**Job**
Which lines contain the word "headsetet"? Return each of them as written.

**Data to process**
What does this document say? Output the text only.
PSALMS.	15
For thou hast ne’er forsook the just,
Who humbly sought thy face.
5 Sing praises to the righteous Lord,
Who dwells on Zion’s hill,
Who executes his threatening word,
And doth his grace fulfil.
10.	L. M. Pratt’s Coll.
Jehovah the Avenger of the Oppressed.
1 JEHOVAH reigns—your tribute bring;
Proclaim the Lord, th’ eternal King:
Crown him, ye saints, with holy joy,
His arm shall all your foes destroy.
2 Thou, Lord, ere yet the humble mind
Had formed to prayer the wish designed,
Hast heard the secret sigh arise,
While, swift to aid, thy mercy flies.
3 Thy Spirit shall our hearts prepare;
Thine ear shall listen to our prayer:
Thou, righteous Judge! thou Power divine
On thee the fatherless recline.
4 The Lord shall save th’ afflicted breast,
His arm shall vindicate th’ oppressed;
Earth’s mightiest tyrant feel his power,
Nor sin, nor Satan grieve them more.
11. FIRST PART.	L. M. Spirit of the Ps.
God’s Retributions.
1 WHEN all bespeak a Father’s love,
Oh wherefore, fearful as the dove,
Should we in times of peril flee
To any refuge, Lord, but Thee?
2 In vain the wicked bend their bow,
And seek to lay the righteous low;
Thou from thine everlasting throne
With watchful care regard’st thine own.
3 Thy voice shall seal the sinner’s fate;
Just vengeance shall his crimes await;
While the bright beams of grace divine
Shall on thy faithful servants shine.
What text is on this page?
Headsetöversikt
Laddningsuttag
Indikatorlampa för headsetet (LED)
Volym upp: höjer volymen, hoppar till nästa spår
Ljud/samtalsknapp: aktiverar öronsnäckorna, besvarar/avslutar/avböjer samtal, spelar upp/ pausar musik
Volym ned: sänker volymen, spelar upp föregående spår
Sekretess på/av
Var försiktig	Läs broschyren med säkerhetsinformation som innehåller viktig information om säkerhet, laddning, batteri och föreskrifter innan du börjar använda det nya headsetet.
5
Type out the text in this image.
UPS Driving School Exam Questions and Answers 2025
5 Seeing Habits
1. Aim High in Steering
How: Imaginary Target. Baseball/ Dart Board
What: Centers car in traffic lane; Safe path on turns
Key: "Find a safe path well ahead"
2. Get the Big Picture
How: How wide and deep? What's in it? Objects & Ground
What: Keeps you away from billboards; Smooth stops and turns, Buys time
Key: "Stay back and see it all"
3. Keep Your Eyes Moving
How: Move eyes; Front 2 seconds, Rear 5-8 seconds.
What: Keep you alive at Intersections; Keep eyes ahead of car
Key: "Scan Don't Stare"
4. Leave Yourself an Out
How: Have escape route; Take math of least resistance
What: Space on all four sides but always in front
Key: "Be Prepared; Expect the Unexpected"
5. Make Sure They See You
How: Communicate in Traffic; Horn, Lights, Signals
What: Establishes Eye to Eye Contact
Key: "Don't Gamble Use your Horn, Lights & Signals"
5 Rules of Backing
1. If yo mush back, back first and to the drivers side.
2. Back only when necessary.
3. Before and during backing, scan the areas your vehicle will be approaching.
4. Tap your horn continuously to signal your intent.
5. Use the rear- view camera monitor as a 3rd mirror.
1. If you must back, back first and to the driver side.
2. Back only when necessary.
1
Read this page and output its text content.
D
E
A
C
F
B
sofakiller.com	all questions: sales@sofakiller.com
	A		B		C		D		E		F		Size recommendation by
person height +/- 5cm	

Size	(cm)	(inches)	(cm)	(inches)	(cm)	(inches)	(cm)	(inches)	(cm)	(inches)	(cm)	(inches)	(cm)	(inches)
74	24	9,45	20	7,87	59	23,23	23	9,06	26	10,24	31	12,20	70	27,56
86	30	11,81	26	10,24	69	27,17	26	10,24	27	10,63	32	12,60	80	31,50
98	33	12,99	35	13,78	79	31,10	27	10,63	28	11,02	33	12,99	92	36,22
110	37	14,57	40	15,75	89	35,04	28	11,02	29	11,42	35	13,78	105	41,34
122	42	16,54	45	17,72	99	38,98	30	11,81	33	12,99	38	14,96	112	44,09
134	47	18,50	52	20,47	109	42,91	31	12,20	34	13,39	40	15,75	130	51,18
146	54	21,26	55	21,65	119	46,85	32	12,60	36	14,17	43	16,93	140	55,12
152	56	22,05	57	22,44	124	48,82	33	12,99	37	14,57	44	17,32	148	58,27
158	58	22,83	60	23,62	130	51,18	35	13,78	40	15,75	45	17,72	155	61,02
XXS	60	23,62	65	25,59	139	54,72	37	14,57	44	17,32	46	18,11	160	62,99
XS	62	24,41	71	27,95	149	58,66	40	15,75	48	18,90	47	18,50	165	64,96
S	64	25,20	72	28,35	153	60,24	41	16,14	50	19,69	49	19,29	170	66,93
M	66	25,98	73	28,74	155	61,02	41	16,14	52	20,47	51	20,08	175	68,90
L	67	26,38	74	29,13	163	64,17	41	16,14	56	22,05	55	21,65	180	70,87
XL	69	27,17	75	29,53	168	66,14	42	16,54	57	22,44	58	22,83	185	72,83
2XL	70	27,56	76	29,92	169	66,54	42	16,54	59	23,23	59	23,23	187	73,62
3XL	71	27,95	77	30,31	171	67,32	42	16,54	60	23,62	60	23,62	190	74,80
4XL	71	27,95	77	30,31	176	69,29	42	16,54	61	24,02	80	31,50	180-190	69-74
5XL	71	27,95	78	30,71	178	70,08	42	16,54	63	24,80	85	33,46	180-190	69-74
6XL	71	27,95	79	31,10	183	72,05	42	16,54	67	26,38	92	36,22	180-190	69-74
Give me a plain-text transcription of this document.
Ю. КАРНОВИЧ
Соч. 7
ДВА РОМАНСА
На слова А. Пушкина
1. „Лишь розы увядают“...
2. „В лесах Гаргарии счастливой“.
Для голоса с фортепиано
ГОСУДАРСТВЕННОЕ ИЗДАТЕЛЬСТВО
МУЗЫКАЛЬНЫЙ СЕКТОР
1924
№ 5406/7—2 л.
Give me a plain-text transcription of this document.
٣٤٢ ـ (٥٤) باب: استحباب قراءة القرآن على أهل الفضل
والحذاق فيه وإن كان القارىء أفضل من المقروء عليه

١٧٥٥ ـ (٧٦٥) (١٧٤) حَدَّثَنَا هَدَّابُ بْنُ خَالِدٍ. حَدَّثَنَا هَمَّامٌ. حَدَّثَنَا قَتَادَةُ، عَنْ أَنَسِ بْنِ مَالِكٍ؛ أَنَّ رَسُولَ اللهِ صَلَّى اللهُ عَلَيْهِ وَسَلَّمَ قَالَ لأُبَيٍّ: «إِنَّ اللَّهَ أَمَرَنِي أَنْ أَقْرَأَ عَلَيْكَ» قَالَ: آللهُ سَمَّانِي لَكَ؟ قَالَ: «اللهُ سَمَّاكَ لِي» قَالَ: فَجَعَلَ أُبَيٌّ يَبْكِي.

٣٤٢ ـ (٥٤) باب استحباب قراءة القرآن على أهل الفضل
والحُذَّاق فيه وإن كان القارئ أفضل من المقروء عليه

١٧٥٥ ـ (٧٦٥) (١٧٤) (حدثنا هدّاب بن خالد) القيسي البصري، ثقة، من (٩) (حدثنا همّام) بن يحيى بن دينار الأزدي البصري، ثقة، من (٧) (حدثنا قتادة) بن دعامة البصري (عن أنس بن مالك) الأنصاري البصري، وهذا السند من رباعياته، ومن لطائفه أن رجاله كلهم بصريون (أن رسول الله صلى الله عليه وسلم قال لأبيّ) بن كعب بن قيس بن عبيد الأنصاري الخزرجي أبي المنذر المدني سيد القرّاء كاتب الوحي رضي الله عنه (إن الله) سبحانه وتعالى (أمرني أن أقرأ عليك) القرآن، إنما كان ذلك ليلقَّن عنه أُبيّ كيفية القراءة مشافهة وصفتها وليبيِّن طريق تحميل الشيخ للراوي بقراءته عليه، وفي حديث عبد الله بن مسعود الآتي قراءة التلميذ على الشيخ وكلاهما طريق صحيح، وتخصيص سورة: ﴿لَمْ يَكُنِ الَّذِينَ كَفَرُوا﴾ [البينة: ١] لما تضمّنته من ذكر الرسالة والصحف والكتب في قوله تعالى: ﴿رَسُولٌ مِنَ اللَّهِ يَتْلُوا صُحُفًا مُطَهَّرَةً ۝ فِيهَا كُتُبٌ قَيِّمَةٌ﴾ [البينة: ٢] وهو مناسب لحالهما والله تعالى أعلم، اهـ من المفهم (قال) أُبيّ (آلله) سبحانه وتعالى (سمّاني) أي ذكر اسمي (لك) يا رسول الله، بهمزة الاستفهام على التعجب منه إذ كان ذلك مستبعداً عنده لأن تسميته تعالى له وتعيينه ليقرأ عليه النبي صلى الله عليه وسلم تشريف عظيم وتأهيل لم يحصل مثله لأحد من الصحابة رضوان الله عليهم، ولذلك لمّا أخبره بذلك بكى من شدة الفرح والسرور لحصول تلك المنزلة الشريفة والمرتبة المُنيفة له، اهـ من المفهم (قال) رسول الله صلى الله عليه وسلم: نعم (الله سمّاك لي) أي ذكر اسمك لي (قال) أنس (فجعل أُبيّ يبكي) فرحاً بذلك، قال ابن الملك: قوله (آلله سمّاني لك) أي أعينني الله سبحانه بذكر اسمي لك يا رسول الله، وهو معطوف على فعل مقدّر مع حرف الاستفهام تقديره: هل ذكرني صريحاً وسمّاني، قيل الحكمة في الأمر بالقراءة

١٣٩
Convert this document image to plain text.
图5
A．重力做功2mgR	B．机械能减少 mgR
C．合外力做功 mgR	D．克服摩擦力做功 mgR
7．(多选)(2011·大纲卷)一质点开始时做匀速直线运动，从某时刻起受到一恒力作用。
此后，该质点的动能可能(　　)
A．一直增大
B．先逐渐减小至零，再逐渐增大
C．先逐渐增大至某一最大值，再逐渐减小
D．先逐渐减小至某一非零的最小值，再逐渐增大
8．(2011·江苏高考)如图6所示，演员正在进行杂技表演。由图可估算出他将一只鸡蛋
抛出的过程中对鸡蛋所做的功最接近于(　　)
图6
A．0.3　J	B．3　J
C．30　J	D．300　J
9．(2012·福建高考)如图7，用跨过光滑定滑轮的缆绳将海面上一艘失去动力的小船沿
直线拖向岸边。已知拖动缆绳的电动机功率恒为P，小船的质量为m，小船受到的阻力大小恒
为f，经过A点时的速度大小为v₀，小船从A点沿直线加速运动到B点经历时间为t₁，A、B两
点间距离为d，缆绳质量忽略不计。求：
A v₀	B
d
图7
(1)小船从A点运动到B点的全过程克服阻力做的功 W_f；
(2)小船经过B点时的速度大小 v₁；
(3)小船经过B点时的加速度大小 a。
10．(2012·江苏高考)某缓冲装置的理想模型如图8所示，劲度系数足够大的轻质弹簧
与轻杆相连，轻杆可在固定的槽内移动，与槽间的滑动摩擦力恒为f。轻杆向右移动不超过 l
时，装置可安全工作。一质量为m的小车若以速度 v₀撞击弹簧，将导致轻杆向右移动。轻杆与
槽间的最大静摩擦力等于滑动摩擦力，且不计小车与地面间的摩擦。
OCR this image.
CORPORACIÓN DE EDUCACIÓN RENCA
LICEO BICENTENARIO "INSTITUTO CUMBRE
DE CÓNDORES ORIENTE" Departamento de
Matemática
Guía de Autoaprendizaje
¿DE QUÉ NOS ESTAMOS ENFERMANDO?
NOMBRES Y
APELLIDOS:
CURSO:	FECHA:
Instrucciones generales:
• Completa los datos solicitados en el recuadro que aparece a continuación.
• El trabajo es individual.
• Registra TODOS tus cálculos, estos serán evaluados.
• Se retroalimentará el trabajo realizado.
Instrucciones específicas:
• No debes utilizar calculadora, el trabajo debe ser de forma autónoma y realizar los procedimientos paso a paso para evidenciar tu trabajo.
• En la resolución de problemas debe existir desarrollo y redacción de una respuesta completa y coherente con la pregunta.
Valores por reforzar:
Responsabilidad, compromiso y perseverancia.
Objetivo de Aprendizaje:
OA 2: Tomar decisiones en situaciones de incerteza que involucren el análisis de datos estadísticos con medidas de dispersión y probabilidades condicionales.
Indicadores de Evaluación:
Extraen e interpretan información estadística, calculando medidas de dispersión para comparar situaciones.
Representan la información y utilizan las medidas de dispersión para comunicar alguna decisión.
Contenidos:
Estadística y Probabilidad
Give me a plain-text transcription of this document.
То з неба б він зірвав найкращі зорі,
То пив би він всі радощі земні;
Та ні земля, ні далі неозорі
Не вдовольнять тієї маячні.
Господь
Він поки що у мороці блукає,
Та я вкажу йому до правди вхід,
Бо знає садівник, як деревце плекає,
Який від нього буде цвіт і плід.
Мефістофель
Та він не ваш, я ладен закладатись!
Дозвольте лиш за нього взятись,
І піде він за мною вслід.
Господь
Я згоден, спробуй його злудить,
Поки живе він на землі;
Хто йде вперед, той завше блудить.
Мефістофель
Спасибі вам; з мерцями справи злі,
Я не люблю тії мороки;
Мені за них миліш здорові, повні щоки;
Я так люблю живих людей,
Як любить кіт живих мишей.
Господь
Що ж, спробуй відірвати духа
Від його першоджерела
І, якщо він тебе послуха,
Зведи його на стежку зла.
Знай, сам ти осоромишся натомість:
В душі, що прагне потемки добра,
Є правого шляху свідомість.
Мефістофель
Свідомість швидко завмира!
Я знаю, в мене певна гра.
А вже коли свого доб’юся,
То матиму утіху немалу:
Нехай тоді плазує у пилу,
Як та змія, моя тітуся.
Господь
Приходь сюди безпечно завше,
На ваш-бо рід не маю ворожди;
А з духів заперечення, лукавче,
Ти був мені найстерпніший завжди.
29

**The completed task**
Indikatorlampa för headsetet (LED)
Var försiktig	Läs broschyren med säkerhetsinformation som innehåller viktig information om säkerhet, laddning, batteri och föreskrifter innan du börjar använda det nya headsetet.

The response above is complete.